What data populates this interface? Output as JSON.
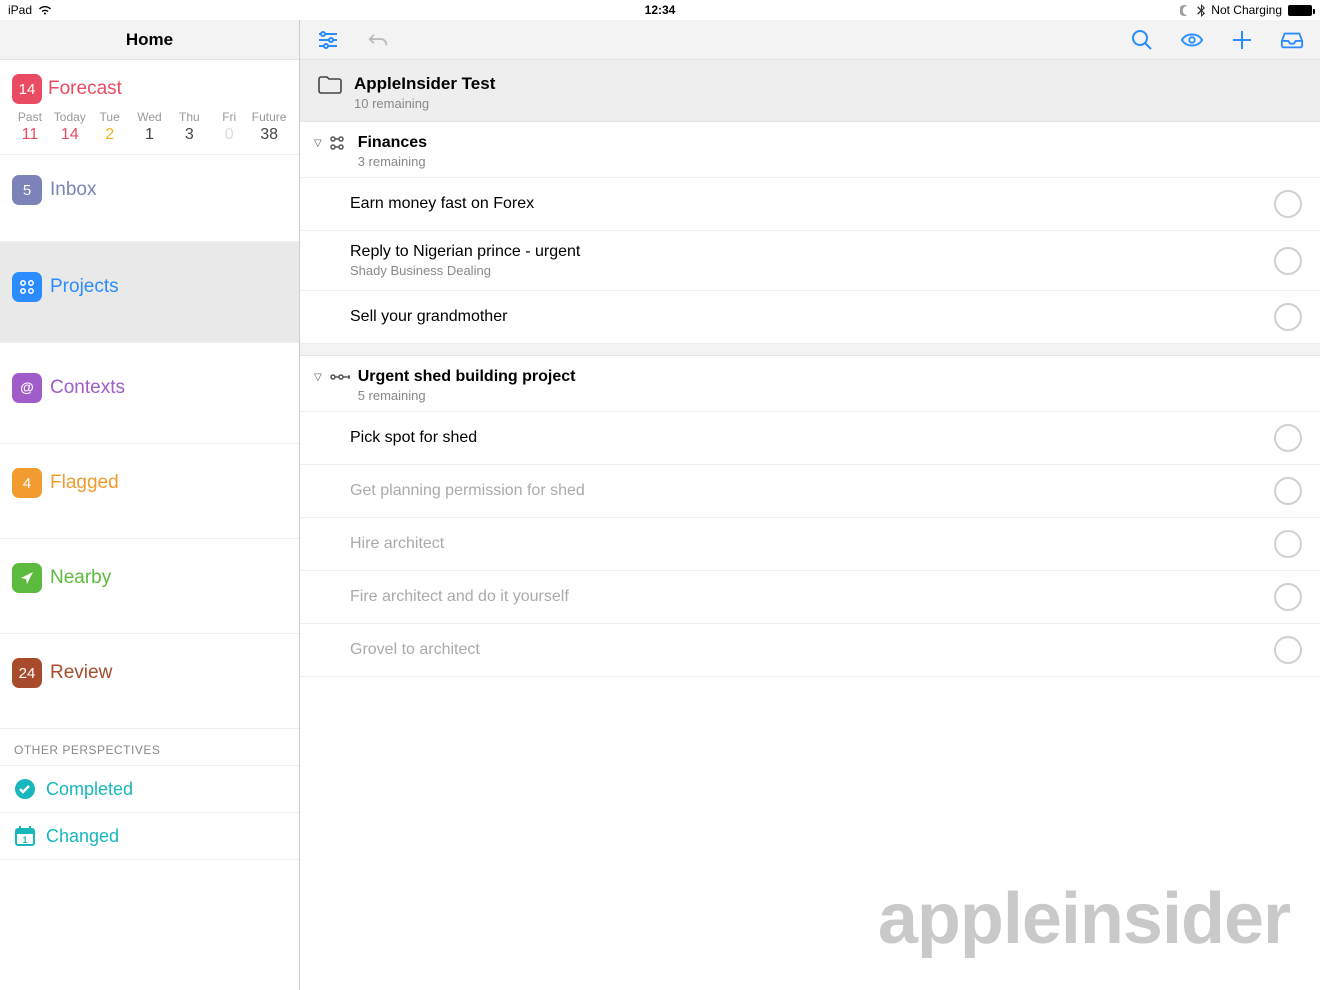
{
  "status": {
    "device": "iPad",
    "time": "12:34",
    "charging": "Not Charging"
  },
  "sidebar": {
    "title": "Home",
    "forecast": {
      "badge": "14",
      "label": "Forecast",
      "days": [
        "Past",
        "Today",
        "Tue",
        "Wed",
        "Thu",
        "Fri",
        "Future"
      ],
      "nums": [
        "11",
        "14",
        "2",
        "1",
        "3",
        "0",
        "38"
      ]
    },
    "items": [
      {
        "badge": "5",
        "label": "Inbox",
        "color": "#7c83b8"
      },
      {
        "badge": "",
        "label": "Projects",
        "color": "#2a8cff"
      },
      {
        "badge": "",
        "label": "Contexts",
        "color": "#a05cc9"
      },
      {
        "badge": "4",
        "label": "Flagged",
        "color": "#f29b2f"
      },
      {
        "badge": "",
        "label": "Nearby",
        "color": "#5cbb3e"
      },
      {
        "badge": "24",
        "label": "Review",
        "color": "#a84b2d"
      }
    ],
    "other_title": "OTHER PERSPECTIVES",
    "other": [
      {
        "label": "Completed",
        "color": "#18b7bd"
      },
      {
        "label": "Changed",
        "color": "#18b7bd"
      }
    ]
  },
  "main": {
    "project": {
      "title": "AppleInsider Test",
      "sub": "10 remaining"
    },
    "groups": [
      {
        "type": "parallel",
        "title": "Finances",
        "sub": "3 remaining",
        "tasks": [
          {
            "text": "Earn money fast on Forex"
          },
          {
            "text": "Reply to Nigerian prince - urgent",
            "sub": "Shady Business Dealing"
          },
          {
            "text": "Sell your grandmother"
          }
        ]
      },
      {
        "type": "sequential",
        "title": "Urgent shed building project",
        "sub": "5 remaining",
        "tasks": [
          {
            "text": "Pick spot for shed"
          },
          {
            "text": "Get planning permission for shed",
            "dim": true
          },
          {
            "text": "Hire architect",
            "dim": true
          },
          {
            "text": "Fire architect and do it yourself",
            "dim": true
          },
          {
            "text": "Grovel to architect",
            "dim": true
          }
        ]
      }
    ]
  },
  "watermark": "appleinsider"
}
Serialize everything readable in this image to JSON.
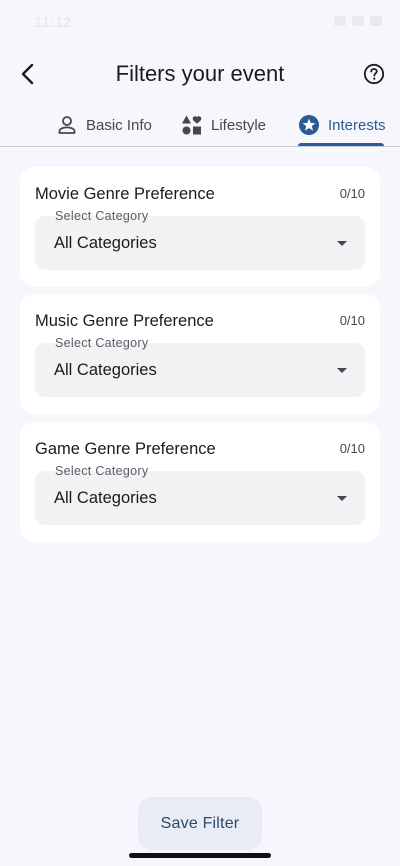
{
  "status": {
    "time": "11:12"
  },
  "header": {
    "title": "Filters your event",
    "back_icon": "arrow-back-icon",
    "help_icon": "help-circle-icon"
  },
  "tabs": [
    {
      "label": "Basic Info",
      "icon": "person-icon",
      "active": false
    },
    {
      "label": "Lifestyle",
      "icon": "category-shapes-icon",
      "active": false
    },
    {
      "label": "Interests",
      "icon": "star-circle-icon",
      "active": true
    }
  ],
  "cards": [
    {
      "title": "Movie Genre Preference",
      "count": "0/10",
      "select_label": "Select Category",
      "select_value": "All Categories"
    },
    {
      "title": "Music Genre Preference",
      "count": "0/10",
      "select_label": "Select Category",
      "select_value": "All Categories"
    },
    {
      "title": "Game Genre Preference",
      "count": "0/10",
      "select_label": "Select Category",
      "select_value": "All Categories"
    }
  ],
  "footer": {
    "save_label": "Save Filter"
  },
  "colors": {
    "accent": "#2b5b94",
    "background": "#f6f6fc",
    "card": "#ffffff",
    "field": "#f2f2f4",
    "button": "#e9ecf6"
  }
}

▶ Brief
From the data above, copy each line that has the string "Genre".

▶ Complete answer
      "title": "Movie Genre Preference",
      "title": "Music Genre Preference",
      "title": "Game Genre Preference",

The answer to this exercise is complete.